Element and region listings:
□ □ □ □ □
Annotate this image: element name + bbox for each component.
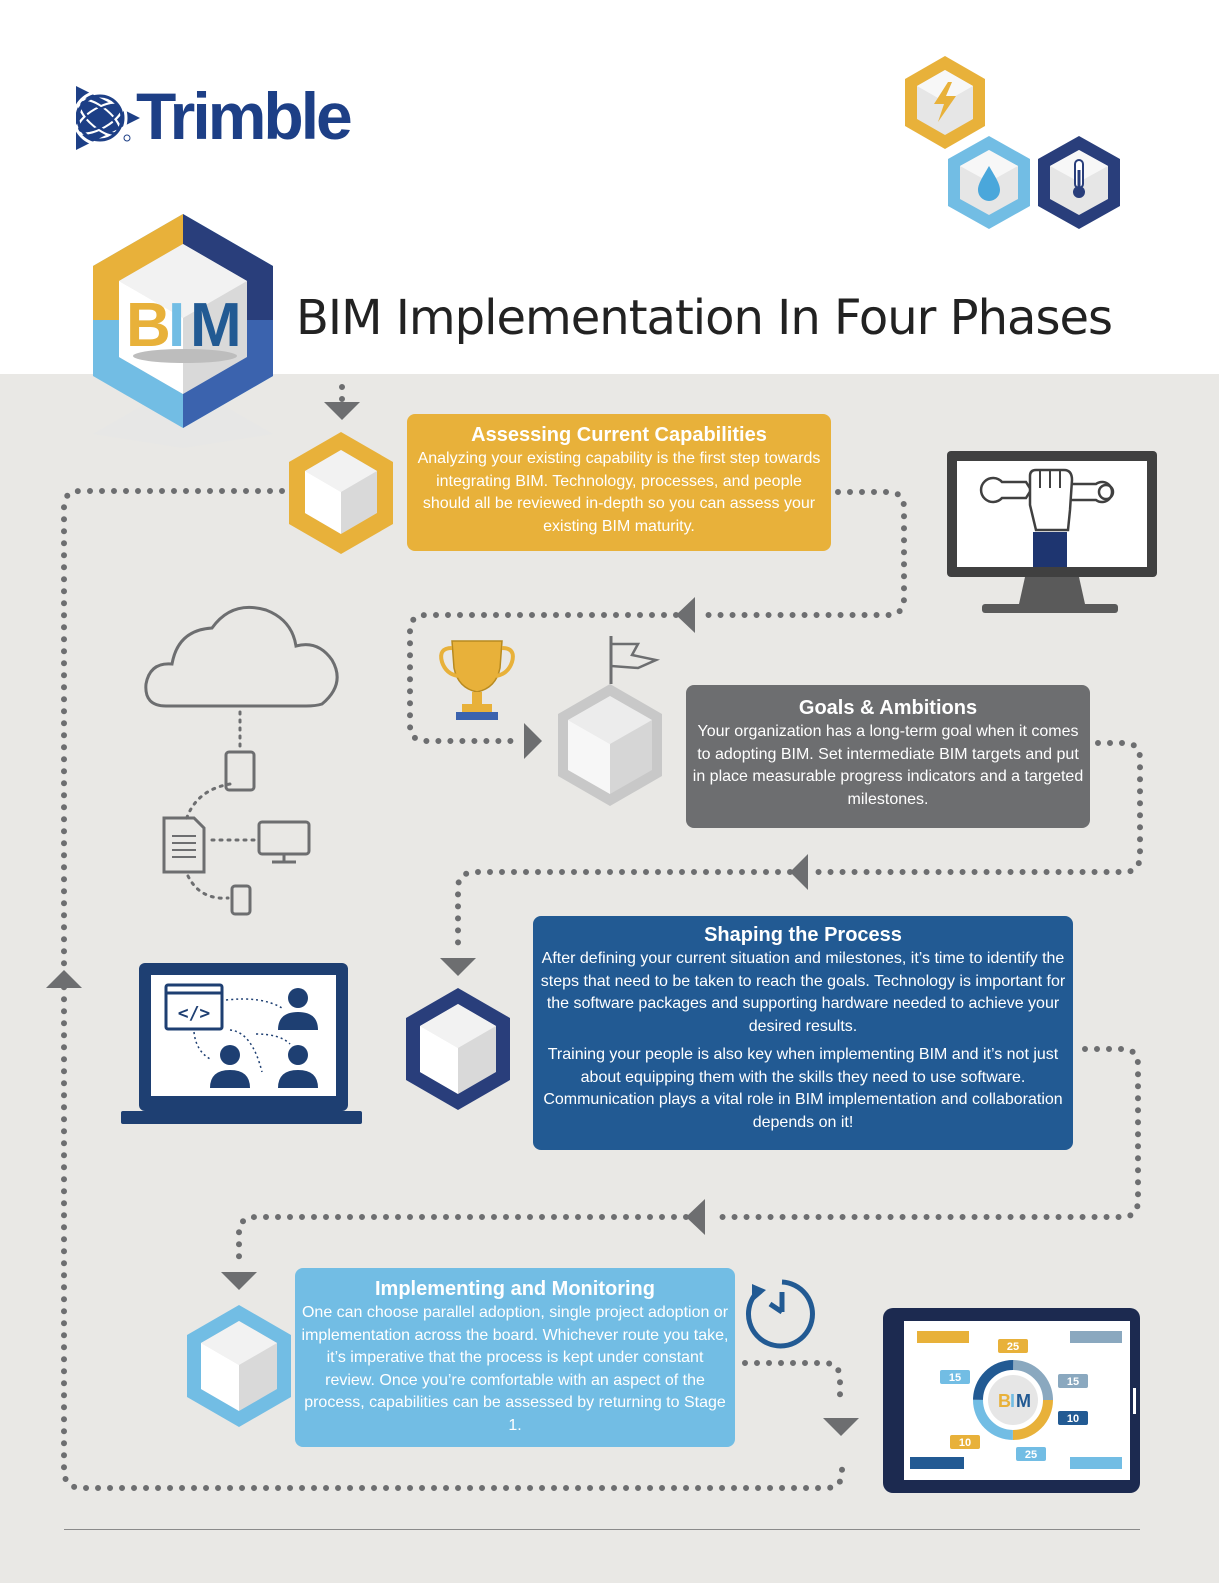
phase-2-hexagon-icon [558,684,662,806]
phase-4-card: Implementing and Monitoring One can choo… [295,1268,735,1447]
laptop-collaboration-icon: </> [121,963,362,1124]
tablet-bim-m: M [1016,1391,1031,1411]
phase-1-title: Assessing Current Capabilities [471,424,767,446]
flag-icon [609,636,661,684]
brand-name: Trimble [136,79,353,153]
tablet-badge-right-bottom: 10 [1067,1413,1079,1425]
water-drop-icon [948,136,1030,229]
bim-letter-i: I [168,291,185,360]
phase-1-text: Analyzing your existing capability is th… [417,450,821,535]
page-title: BIM Implementation In Four Phases [296,290,1113,346]
phase-3-title: Shaping the Process [704,924,902,946]
bim-letter-m: M [190,291,242,360]
phase-3-text-2: Training your people is also key when im… [543,1046,1063,1131]
tablet-badge-left-bottom: 10 [959,1437,971,1449]
phase-3-text-1: After defining your current situation an… [540,950,1066,1035]
phase-1-hexagon-icon [289,432,393,554]
phase-2-title: Goals & Ambitions [798,697,978,719]
lightning-icon [905,56,985,149]
monitor-wrench-icon [947,451,1157,613]
flow-path [61,384,1143,1491]
trophy-icon [439,640,515,720]
phase-4-hexagon-icon [187,1305,291,1427]
tablet-badge-bottom: 25 [1025,1449,1037,1461]
phase-2-card: Goals & Ambitions Your organization has … [686,685,1090,828]
phase-1-card: Assessing Current Capabilities Analyzing… [407,414,831,551]
tablet-badge-top: 25 [1007,1341,1019,1353]
tablet-dashboard-icon: B I M 25 15 15 10 10 25 [883,1308,1140,1493]
tablet-bim-b: B [998,1391,1011,1411]
code-symbol: </> [178,1003,211,1024]
cloud-devices-icon [144,605,339,916]
globe-icon [72,86,140,150]
footer-divider [64,1529,1140,1530]
timer-icon [745,1279,815,1349]
tablet-bim-i: I [1010,1391,1015,1411]
phase-3-hexagon-icon [406,988,510,1110]
bim-letter-b: B [126,291,171,360]
phase-3-card: Shaping the Process After defining your … [533,916,1073,1150]
bim-hexagon-icon: B I M [93,214,273,448]
phase-2-text: Your organization has a long-term goal w… [692,723,1084,808]
tablet-badge-right-top: 15 [1067,1376,1079,1388]
tablet-badge-left-top: 15 [949,1372,961,1384]
phase-4-text: One can choose parallel adoption, single… [301,1304,729,1434]
thermometer-icon [1038,136,1120,229]
flow-arrows [46,402,859,1436]
phase-4-title: Implementing and Monitoring [375,1278,655,1300]
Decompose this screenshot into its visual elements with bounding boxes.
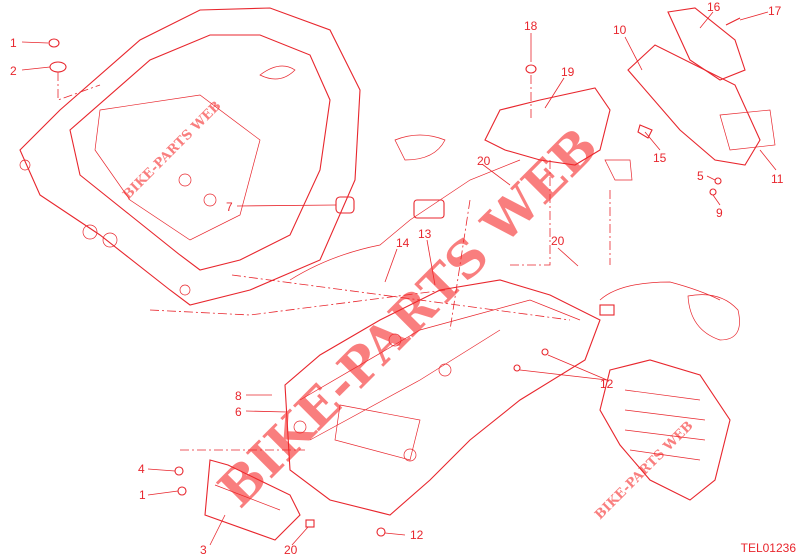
screw-9 xyxy=(709,188,717,196)
callout-8: 8 xyxy=(235,389,242,403)
callout-7: 7 xyxy=(226,200,233,214)
clip-20-bottom xyxy=(305,519,315,528)
plate-holder-10 xyxy=(627,7,776,166)
clip-15 xyxy=(637,124,653,139)
plug-18 xyxy=(525,64,537,74)
wiring-harness xyxy=(289,159,521,281)
callout-labels: 1 2 7 18 19 10 16 17 15 11 5 9 13 14 20 … xyxy=(10,0,784,557)
leader-lines xyxy=(21,11,777,546)
callout-16: 16 xyxy=(707,0,721,14)
callout-20-top: 20 xyxy=(477,154,491,168)
callout-20-mid: 20 xyxy=(551,234,565,248)
screw-12-bottom xyxy=(376,527,386,537)
callout-6: 6 xyxy=(235,405,242,419)
bolt-1-bottom xyxy=(177,486,187,496)
callout-10: 10 xyxy=(613,23,627,37)
rear-subframe xyxy=(19,7,361,306)
connector-right xyxy=(599,304,615,316)
bolt-17 xyxy=(725,17,741,26)
watermark-small-top: BIKE-PARTS WEB xyxy=(120,99,224,203)
rear-fender xyxy=(599,359,731,501)
callout-4: 4 xyxy=(138,462,145,476)
callout-3: 3 xyxy=(200,543,207,557)
grommet-7 xyxy=(335,196,355,214)
screw-12-a xyxy=(513,364,521,372)
relay-13 xyxy=(413,199,445,219)
washer-5 xyxy=(714,177,722,185)
callout-1-bottom: 1 xyxy=(139,488,146,502)
washer-2 xyxy=(49,61,67,73)
drawing-code: TEL01236 xyxy=(740,541,796,555)
callout-18: 18 xyxy=(524,19,538,33)
washer-4 xyxy=(174,466,184,476)
callout-14: 14 xyxy=(396,236,410,250)
callout-17: 17 xyxy=(768,4,782,18)
rear-mudguard xyxy=(284,279,601,516)
cover-3 xyxy=(204,459,301,541)
screw-12-b xyxy=(541,348,549,356)
callout-20-bottom: 20 xyxy=(284,543,298,557)
callout-2: 2 xyxy=(10,64,17,78)
callout-13: 13 xyxy=(418,227,432,241)
bolt-1-top xyxy=(48,38,60,48)
callout-19: 19 xyxy=(561,65,575,79)
watermark-small-bottom: BIKE-PARTS WEB xyxy=(592,419,696,523)
callout-12-bottom: 12 xyxy=(410,528,424,542)
callout-9: 9 xyxy=(716,206,723,220)
rear-lamp xyxy=(687,294,740,341)
watermark: BIKE-PARTS WEB BIKE-PARTS WEB BIKE-PARTS… xyxy=(120,99,696,523)
callout-5: 5 xyxy=(697,169,704,183)
callout-11: 11 xyxy=(771,172,784,186)
callout-1-top: 1 xyxy=(10,36,17,50)
callout-12-right: 12 xyxy=(600,377,614,391)
tail-cover-19 xyxy=(394,87,633,181)
callout-15: 15 xyxy=(653,151,667,165)
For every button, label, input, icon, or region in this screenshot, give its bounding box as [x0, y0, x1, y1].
□ □ □ □ □
Goal
Reproduce the portion of the data that opens with the line containing "screw-9 xyxy=(709,188,717,196)" and closes with the line containing "watermark-small-bottom: BIKE-PARTS WEB", both lines included.

Full answer
screw-9 xyxy=(709,188,717,196)
callout-8: 8 xyxy=(235,389,242,403)
callout-7: 7 xyxy=(226,200,233,214)
clip-20-bottom xyxy=(305,519,315,528)
plate-holder-10 xyxy=(627,7,776,166)
clip-15 xyxy=(637,124,653,139)
plug-18 xyxy=(525,64,537,74)
wiring-harness xyxy=(289,159,521,281)
callout-labels: 1 2 7 18 19 10 16 17 15 11 5 9 13 14 20 … xyxy=(10,0,784,557)
leader-lines xyxy=(21,11,777,546)
callout-16: 16 xyxy=(707,0,721,14)
callout-20-top: 20 xyxy=(477,154,491,168)
callout-20-mid: 20 xyxy=(551,234,565,248)
screw-12-bottom xyxy=(376,527,386,537)
callout-6: 6 xyxy=(235,405,242,419)
bolt-1-bottom xyxy=(177,486,187,496)
callout-10: 10 xyxy=(613,23,627,37)
rear-subframe xyxy=(19,7,361,306)
connector-right xyxy=(599,304,615,316)
bolt-17 xyxy=(725,17,741,26)
watermark-small-top: BIKE-PARTS WEB xyxy=(120,99,224,203)
rear-fender xyxy=(599,359,731,501)
callout-4: 4 xyxy=(138,462,145,476)
callout-3: 3 xyxy=(200,543,207,557)
grommet-7 xyxy=(335,196,355,214)
screw-12-a xyxy=(513,364,521,372)
relay-13 xyxy=(413,199,445,219)
washer-5 xyxy=(714,177,722,185)
callout-1-bottom: 1 xyxy=(139,488,146,502)
washer-2 xyxy=(49,61,67,73)
drawing-code: TEL01236 xyxy=(740,541,796,555)
callout-18: 18 xyxy=(524,19,538,33)
washer-4 xyxy=(174,466,184,476)
callout-14: 14 xyxy=(396,236,410,250)
callout-17: 17 xyxy=(768,4,782,18)
rear-mudguard xyxy=(284,279,601,516)
cover-3 xyxy=(204,459,301,541)
screw-12-b xyxy=(541,348,549,356)
callout-20-bottom: 20 xyxy=(284,543,298,557)
callout-2: 2 xyxy=(10,64,17,78)
callout-13: 13 xyxy=(418,227,432,241)
bolt-1-top xyxy=(48,38,60,48)
callout-19: 19 xyxy=(561,65,575,79)
watermark-small-bottom: BIKE-PARTS WEB xyxy=(592,419,696,523)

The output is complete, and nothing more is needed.